-- BEGIN Records for processing --

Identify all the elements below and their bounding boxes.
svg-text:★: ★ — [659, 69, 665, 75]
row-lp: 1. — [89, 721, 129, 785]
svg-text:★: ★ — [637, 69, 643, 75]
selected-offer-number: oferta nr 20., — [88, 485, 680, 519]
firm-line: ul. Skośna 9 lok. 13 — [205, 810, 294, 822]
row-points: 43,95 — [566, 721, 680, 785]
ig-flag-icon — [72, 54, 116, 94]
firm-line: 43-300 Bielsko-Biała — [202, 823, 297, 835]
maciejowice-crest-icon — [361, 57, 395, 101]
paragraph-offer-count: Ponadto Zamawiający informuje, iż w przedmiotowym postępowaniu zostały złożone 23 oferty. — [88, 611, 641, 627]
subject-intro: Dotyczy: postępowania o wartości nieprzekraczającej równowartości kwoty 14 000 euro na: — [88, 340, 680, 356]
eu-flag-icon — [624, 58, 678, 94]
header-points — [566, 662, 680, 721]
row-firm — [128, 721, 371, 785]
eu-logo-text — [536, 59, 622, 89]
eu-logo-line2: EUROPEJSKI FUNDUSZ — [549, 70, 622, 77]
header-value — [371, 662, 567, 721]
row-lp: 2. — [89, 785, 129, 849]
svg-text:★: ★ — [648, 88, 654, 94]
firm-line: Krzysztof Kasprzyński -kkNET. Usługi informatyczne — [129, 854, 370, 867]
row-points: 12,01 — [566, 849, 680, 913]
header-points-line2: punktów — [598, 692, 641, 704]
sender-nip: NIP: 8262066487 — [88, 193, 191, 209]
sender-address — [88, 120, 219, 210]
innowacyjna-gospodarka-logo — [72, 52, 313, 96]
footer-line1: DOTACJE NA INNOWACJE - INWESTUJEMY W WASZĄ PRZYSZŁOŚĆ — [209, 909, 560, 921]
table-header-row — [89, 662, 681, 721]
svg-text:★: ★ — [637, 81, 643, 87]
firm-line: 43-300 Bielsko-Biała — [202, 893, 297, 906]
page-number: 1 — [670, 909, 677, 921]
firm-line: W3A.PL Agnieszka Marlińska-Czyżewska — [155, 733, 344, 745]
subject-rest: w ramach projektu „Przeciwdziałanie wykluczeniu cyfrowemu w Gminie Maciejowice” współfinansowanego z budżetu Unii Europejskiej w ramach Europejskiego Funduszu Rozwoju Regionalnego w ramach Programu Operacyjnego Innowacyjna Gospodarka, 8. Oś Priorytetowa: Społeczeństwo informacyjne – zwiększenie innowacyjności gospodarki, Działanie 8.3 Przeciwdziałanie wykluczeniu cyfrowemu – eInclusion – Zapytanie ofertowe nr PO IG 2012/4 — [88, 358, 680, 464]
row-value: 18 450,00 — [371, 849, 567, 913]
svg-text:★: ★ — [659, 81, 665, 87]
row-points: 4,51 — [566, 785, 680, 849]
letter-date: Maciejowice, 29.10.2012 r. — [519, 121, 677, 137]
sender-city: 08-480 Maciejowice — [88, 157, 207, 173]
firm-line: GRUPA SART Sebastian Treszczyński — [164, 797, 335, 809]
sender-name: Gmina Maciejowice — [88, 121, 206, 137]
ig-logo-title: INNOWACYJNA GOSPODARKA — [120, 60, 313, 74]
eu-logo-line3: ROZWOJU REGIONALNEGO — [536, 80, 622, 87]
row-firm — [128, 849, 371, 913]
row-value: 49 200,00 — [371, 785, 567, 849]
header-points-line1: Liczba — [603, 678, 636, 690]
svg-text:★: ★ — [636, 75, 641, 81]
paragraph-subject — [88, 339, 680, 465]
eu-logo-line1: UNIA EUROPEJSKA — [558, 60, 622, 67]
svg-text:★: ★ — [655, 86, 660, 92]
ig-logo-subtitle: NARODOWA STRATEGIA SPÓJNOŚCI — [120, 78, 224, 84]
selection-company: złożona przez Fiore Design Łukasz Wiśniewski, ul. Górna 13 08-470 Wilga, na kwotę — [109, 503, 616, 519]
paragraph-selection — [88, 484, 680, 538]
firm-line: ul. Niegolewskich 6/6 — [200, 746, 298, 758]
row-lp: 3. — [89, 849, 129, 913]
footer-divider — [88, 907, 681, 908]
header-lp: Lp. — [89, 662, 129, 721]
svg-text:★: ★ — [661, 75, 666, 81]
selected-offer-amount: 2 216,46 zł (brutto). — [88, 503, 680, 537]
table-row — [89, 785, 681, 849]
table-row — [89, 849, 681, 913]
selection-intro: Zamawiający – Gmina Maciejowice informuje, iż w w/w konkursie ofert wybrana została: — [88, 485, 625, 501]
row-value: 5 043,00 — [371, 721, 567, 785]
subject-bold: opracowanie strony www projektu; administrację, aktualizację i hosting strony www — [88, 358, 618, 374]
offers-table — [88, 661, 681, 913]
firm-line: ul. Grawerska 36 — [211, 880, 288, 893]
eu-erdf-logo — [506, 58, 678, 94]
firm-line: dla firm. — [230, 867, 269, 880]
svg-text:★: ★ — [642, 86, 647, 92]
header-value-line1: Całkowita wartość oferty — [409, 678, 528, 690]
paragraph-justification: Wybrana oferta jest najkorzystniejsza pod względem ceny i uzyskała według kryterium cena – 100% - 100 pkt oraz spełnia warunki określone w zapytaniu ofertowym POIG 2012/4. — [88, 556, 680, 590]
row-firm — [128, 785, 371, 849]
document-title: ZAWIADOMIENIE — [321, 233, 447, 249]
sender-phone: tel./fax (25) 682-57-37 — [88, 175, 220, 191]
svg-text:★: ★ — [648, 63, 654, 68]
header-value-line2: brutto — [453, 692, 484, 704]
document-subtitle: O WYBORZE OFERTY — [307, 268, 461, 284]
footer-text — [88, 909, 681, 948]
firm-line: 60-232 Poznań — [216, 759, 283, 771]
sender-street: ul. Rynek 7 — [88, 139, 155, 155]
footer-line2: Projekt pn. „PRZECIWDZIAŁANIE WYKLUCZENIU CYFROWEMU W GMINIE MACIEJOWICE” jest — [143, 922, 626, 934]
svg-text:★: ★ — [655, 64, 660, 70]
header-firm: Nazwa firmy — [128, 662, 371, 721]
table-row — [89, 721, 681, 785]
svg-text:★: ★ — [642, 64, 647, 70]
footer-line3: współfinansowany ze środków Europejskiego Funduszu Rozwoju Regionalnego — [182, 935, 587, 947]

-- END Records for processing --

Format every line of the listing above as a JSON list of strings, one string per line, leaving out blank lines.

[
  "Identify all the elements below and their bounding boxes.",
  "svg-text:★: ★ — [659, 69, 665, 75]",
  "row-lp: 1. — [89, 721, 129, 785]",
  "svg-text:★: ★ — [637, 69, 643, 75]",
  "selected-offer-number: oferta nr 20., — [88, 485, 680, 519]",
  "firm-line: ul. Skośna 9 lok. 13 — [205, 810, 294, 822]",
  "row-points: 43,95 — [566, 721, 680, 785]",
  "ig-flag-icon — [72, 54, 116, 94]",
  "firm-line: 43-300 Bielsko-Biała — [202, 823, 297, 835]",
  "maciejowice-crest-icon — [361, 57, 395, 101]",
  "paragraph-offer-count: Ponadto Zamawiający informuje, iż w przedmiotowym postępowaniu zostały złożone 23 oferty. — [88, 611, 641, 627]",
  "subject-intro: Dotyczy: postępowania o wartości nieprzekraczającej równowartości kwoty 14 000 euro na: — [88, 340, 680, 356]",
  "eu-flag-icon — [624, 58, 678, 94]",
  "header-points — [566, 662, 680, 721]",
  "row-firm — [128, 721, 371, 785]",
  "eu-logo-text — [536, 59, 622, 89]",
  "eu-logo-line2: EUROPEJSKI FUNDUSZ — [549, 70, 622, 77]",
  "header-value — [371, 662, 567, 721]",
  "row-lp: 2. — [89, 785, 129, 849]",
  "svg-text:★: ★ — [648, 88, 654, 94]",
  "firm-line: Krzysztof Kasprzyński -kkNET. Usługi informatyczne — [129, 854, 370, 867]",
  "row-points: 12,01 — [566, 849, 680, 913]",
  "header-points-line2: punktów — [598, 692, 641, 704]",
  "sender-nip: NIP: 8262066487 — [88, 193, 191, 209]",
  "sender-address — [88, 120, 219, 210]",
  "innowacyjna-gospodarka-logo — [72, 52, 313, 96]",
  "footer-line1: DOTACJE NA INNOWACJE - INWESTUJEMY W WASZĄ PRZYSZŁOŚĆ — [209, 909, 560, 921]",
  "table-header-row — [89, 662, 681, 721]",
  "svg-text:★: ★ — [637, 81, 643, 87]",
  "firm-line: 43-300 Bielsko-Biała — [202, 893, 297, 906]",
  "page-number: 1 — [670, 909, 677, 921]",
  "firm-line: W3A.PL Agnieszka Marlińska-Czyżewska — [155, 733, 344, 745]",
  "subject-rest: w ramach projektu „Przeciwdziałanie wykluczeniu cyfrowemu w Gminie Maciejowice” współfinansowanego z budżetu Unii Europejskiej w ramach Europejskiego Funduszu Rozwoju Regionalnego w ramach Programu Operacyjnego Innowacyjna Gospodarka, 8. Oś Priorytetowa: Społeczeństwo informacyjne – zwiększenie innowacyjności gospodarki, Działanie 8.3 Przeciwdziałanie wykluczeniu cyfrowemu – eInclusion – Zapytanie ofertowe nr PO IG 2012/4 — [88, 358, 680, 464]",
  "row-value: 18 450,00 — [371, 849, 567, 913]",
  "svg-text:★: ★ — [659, 81, 665, 87]",
  "row-points: 4,51 — [566, 785, 680, 849]",
  "letter-date: Maciejowice, 29.10.2012 r. — [519, 121, 677, 137]",
  "sender-city: 08-480 Maciejowice — [88, 157, 207, 173]",
  "firm-line: GRUPA SART Sebastian Treszczyński — [164, 797, 335, 809]",
  "sender-name: Gmina Maciejowice — [88, 121, 206, 137]",
  "ig-logo-title: INNOWACYJNA GOSPODARKA — [120, 60, 313, 74]",
  "eu-logo-line3: ROZWOJU REGIONALNEGO — [536, 80, 622, 87]",
  "row-firm — [128, 849, 371, 913]",
  "row-value: 49 200,00 — [371, 785, 567, 849]",
  "header-points-line1: Liczba — [603, 678, 636, 690]",
  "svg-text:★: ★ — [636, 75, 641, 81]",
  "paragraph-subject — [88, 339, 680, 465]",
  "eu-logo-line1: UNIA EUROPEJSKA — [558, 60, 622, 67]",
  "svg-text:★: ★ — [655, 86, 660, 92]",
  "ig-logo-subtitle: NARODOWA STRATEGIA SPÓJNOŚCI — [120, 78, 224, 84]",
  "selection-company: złożona przez Fiore Design Łukasz Wiśniewski, ul. Górna 13 08-470 Wilga, na kwotę — [109, 503, 616, 519]",
  "paragraph-selection — [88, 484, 680, 538]",
  "firm-line: ul. Niegolewskich 6/6 — [200, 746, 298, 758]",
  "row-lp: 3. — [89, 849, 129, 913]",
  "footer-divider — [88, 907, 681, 908]",
  "header-lp: Lp. — [89, 662, 129, 721]",
  "svg-text:★: ★ — [661, 75, 666, 81]",
  "selected-offer-amount: 2 216,46 zł (brutto). — [88, 503, 680, 537]",
  "table-row — [89, 785, 681, 849]",
  "table-row — [89, 849, 681, 913]",
  "selection-intro: Zamawiający – Gmina Maciejowice informuje, iż w w/w konkursie ofert wybrana została: — [88, 485, 625, 501]",
  "row-value: 5 043,00 — [371, 721, 567, 785]",
  "subject-bold: opracowanie strony www projektu; administrację, aktualizację i hosting strony www — [88, 358, 618, 374]",
  "offers-table — [88, 661, 681, 913]",
  "firm-line: ul. Grawerska 36 — [211, 880, 288, 893]",
  "eu-erdf-logo — [506, 58, 678, 94]",
  "firm-line: dla firm. — [230, 867, 269, 880]",
  "svg-text:★: ★ — [642, 86, 647, 92]",
  "header-value-line1: Całkowita wartość oferty — [409, 678, 528, 690]",
  "paragraph-justification: Wybrana oferta jest najkorzystniejsza pod względem ceny i uzyskała według kryterium cena – 100% - 100 pkt oraz spełnia warunki określone w zapytaniu ofertowym POIG 2012/4. — [88, 556, 680, 590]",
  "row-firm — [128, 785, 371, 849]",
  "document-title: ZAWIADOMIENIE — [321, 233, 447, 249]",
  "sender-phone: tel./fax (25) 682-57-37 — [88, 175, 220, 191]",
  "svg-text:★: ★ — [648, 63, 654, 68]",
  "header-value-line2: brutto — [453, 692, 484, 704]",
  "document-subtitle: O WYBORZE OFERTY — [307, 268, 461, 284]",
  "footer-text — [88, 909, 681, 948]",
  "firm-line: 60-232 Poznań — [216, 759, 283, 771]",
  "sender-street: ul. Rynek 7 — [88, 139, 155, 155]",
  "footer-line2: Projekt pn. „PRZECIWDZIAŁANIE WYKLUCZENIU CYFROWEMU W GMINIE MACIEJOWICE” jest — [143, 922, 626, 934]",
  "svg-text:★: ★ — [655, 64, 660, 70]",
  "header-firm: Nazwa firmy — [128, 662, 371, 721]",
  "table-row — [89, 721, 681, 785]",
  "svg-text:★: ★ — [642, 64, 647, 70]",
  "footer-line3: współfinansowany ze środków Europejskiego Funduszu Rozwoju Regionalnego — [182, 935, 587, 947]"
]